▸ **Task brief**:
Type out the data exactly as given. Skip any image.

Data entries for graphics:

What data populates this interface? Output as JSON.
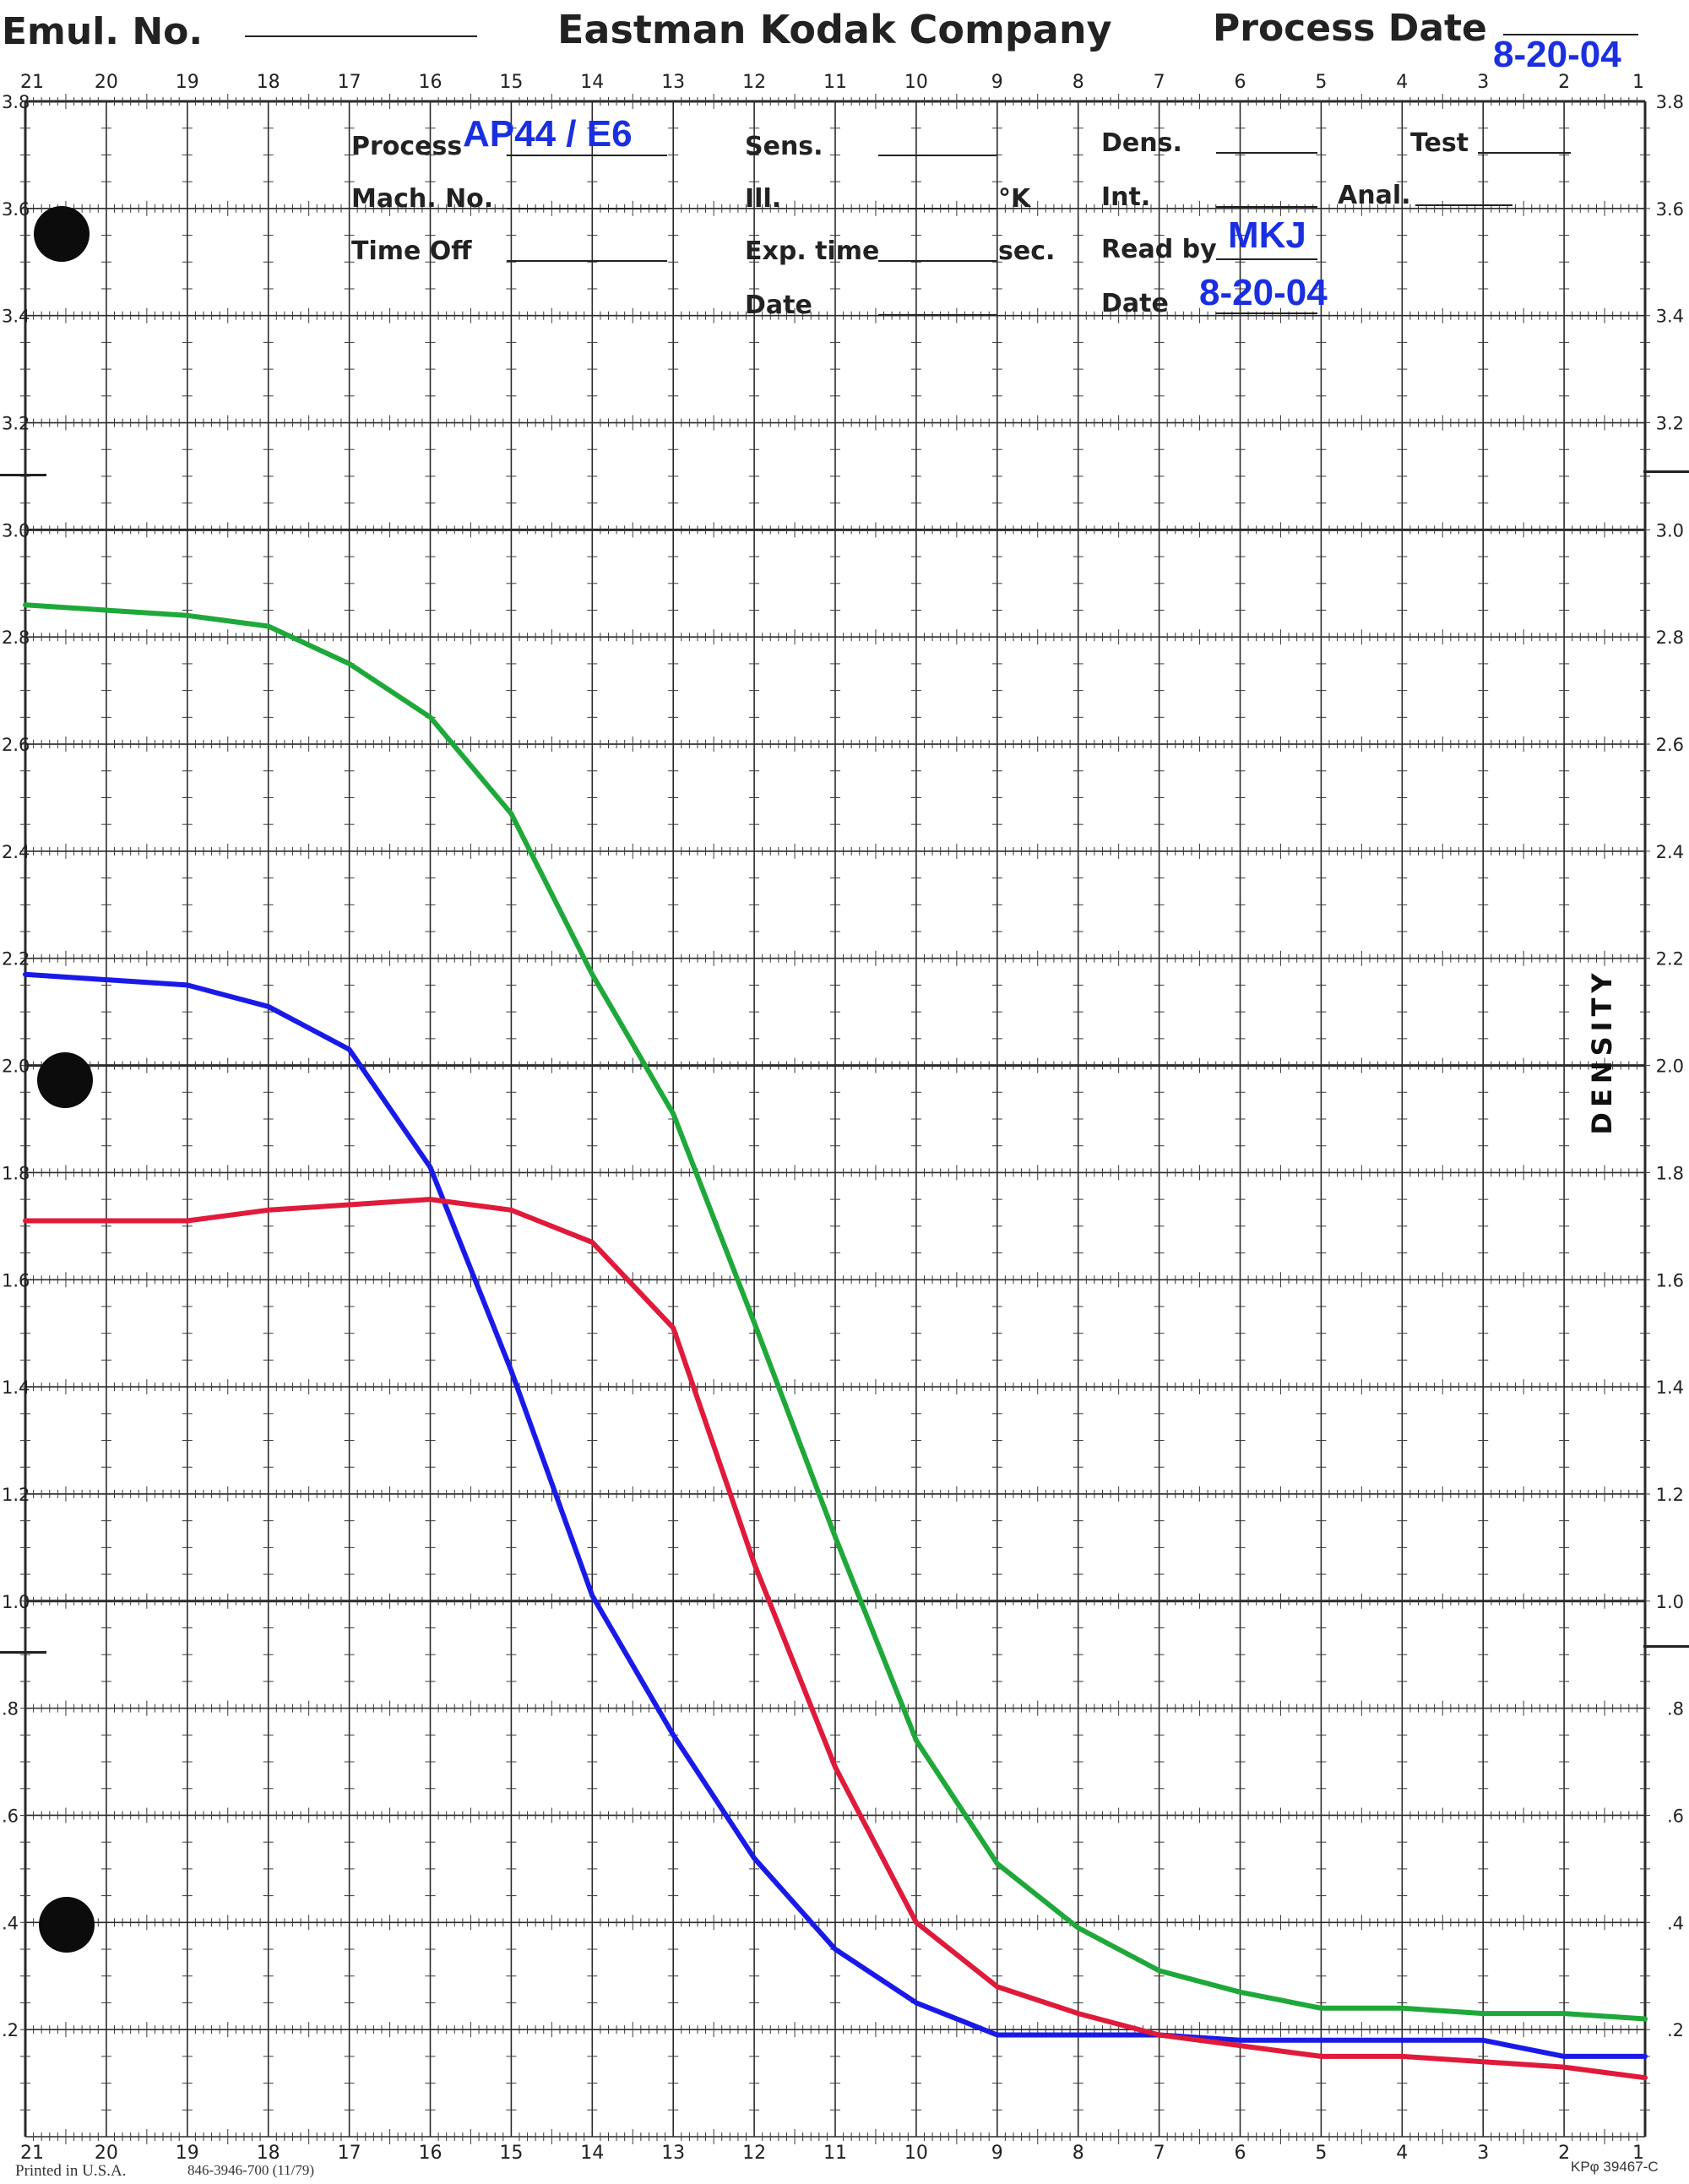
{
  "header": {
    "emul_label": "Emul. No.",
    "company": "Eastman Kodak Company",
    "process_date_label": "Process Date",
    "process_date_value": "8-20-04"
  },
  "form": {
    "process_label": "Process",
    "process_value": "AP44 / E6",
    "mach_label": "Mach. No.",
    "time_off_label": "Time Off",
    "sens_label": "Sens.",
    "ill_label": "Ill.",
    "k_label": "°K",
    "exp_label": "Exp. time",
    "sec_label": "sec.",
    "date_label_left": "Date",
    "dens_label": "Dens.",
    "int_label": "Int.",
    "read_label": "Read by",
    "read_value": "MKJ",
    "date_label_right": "Date",
    "date_value": "8-20-04",
    "test_label": "Test",
    "anal_label": "Anal."
  },
  "footer": {
    "printed": "Printed in U.S.A.",
    "form_number": "846-3946-700  (11/79)",
    "code": "KPφ  39467-C"
  },
  "chart_data": {
    "type": "line",
    "title": "",
    "xlabel": "",
    "ylabel": "DENSITY",
    "xlim": [
      21,
      1
    ],
    "ylim": [
      0,
      3.8
    ],
    "grid": true,
    "x_ticks": [
      "21",
      "20",
      "19",
      "18",
      "17",
      "16",
      "15",
      "14",
      "13",
      "12",
      "11",
      "10",
      "9",
      "8",
      "7",
      "6",
      "5",
      "4",
      "3",
      "2",
      "1"
    ],
    "y_ticks_left": [
      "3.8",
      "3.6",
      "3.4",
      "3.2",
      "3.0",
      "2.8",
      "2.6",
      "2.4",
      "2.2",
      "2.0",
      "1.8",
      "1.6",
      "1.4",
      "1.2",
      "1.0",
      ".8",
      ".6",
      ".4",
      ".2"
    ],
    "y_ticks_right": [
      "3.8",
      "3.6",
      "3.4",
      "3.2",
      "3.0",
      "2.8",
      "2.6",
      "2.4",
      "2.2",
      "2.0",
      "1.8",
      "1.6",
      "1.4",
      "1.2",
      "1.0",
      ".8",
      ".6",
      ".4",
      ".2"
    ],
    "x": [
      21,
      20,
      19,
      18,
      17,
      16,
      15,
      14,
      13,
      12,
      11,
      10,
      9,
      8,
      7,
      6,
      5,
      4,
      3,
      2,
      1
    ],
    "series": [
      {
        "color": "#1fa83a",
        "values": [
          2.86,
          2.85,
          2.84,
          2.82,
          2.75,
          2.65,
          2.47,
          2.17,
          1.91,
          1.52,
          1.12,
          0.74,
          0.51,
          0.39,
          0.31,
          0.27,
          0.24,
          0.24,
          0.23,
          0.23,
          0.22
        ]
      },
      {
        "color": "#1a1ae8",
        "values": [
          2.17,
          2.16,
          2.15,
          2.11,
          2.03,
          1.81,
          1.43,
          1.01,
          0.75,
          0.52,
          0.35,
          0.25,
          0.19,
          0.19,
          0.19,
          0.18,
          0.18,
          0.18,
          0.18,
          0.15,
          0.15
        ]
      },
      {
        "color": "#e01a3a",
        "values": [
          1.71,
          1.71,
          1.71,
          1.73,
          1.74,
          1.75,
          1.73,
          1.67,
          1.51,
          1.07,
          0.69,
          0.4,
          0.28,
          0.23,
          0.19,
          0.17,
          0.15,
          0.15,
          0.14,
          0.13,
          0.11
        ]
      }
    ]
  }
}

▸ **Written reply**:
What data populates this interface? Output as JSON.
{
  "header": {
    "emul_label": "Emul. No.",
    "company": "Eastman Kodak Company",
    "process_date_label": "Process Date",
    "process_date_value": "8-20-04"
  },
  "form": {
    "process_label": "Process",
    "process_value": "AP44 / E6",
    "mach_label": "Mach. No.",
    "time_off_label": "Time Off",
    "sens_label": "Sens.",
    "ill_label": "Ill.",
    "k_label": "°K",
    "exp_label": "Exp. time",
    "sec_label": "sec.",
    "date_label_left": "Date",
    "dens_label": "Dens.",
    "int_label": "Int.",
    "read_label": "Read by",
    "read_value": "MKJ",
    "date_label_right": "Date",
    "date_value": "8-20-04",
    "test_label": "Test",
    "anal_label": "Anal."
  },
  "footer": {
    "printed": "Printed in U.S.A.",
    "form_number": "846-3946-700  (11/79)",
    "code": "KPφ  39467-C"
  },
  "chart_data": {
    "type": "line",
    "title": "",
    "xlabel": "",
    "ylabel": "DENSITY",
    "xlim": [
      21,
      1
    ],
    "ylim": [
      0,
      3.8
    ],
    "grid": true,
    "x_ticks": [
      "21",
      "20",
      "19",
      "18",
      "17",
      "16",
      "15",
      "14",
      "13",
      "12",
      "11",
      "10",
      "9",
      "8",
      "7",
      "6",
      "5",
      "4",
      "3",
      "2",
      "1"
    ],
    "y_ticks_left": [
      "3.8",
      "3.6",
      "3.4",
      "3.2",
      "3.0",
      "2.8",
      "2.6",
      "2.4",
      "2.2",
      "2.0",
      "1.8",
      "1.6",
      "1.4",
      "1.2",
      "1.0",
      ".8",
      ".6",
      ".4",
      ".2"
    ],
    "y_ticks_right": [
      "3.8",
      "3.6",
      "3.4",
      "3.2",
      "3.0",
      "2.8",
      "2.6",
      "2.4",
      "2.2",
      "2.0",
      "1.8",
      "1.6",
      "1.4",
      "1.2",
      "1.0",
      ".8",
      ".6",
      ".4",
      ".2"
    ],
    "x": [
      21,
      20,
      19,
      18,
      17,
      16,
      15,
      14,
      13,
      12,
      11,
      10,
      9,
      8,
      7,
      6,
      5,
      4,
      3,
      2,
      1
    ],
    "series": [
      {
        "color": "#1fa83a",
        "values": [
          2.86,
          2.85,
          2.84,
          2.82,
          2.75,
          2.65,
          2.47,
          2.17,
          1.91,
          1.52,
          1.12,
          0.74,
          0.51,
          0.39,
          0.31,
          0.27,
          0.24,
          0.24,
          0.23,
          0.23,
          0.22
        ]
      },
      {
        "color": "#1a1ae8",
        "values": [
          2.17,
          2.16,
          2.15,
          2.11,
          2.03,
          1.81,
          1.43,
          1.01,
          0.75,
          0.52,
          0.35,
          0.25,
          0.19,
          0.19,
          0.19,
          0.18,
          0.18,
          0.18,
          0.18,
          0.15,
          0.15
        ]
      },
      {
        "color": "#e01a3a",
        "values": [
          1.71,
          1.71,
          1.71,
          1.73,
          1.74,
          1.75,
          1.73,
          1.67,
          1.51,
          1.07,
          0.69,
          0.4,
          0.28,
          0.23,
          0.19,
          0.17,
          0.15,
          0.15,
          0.14,
          0.13,
          0.11
        ]
      }
    ]
  }
}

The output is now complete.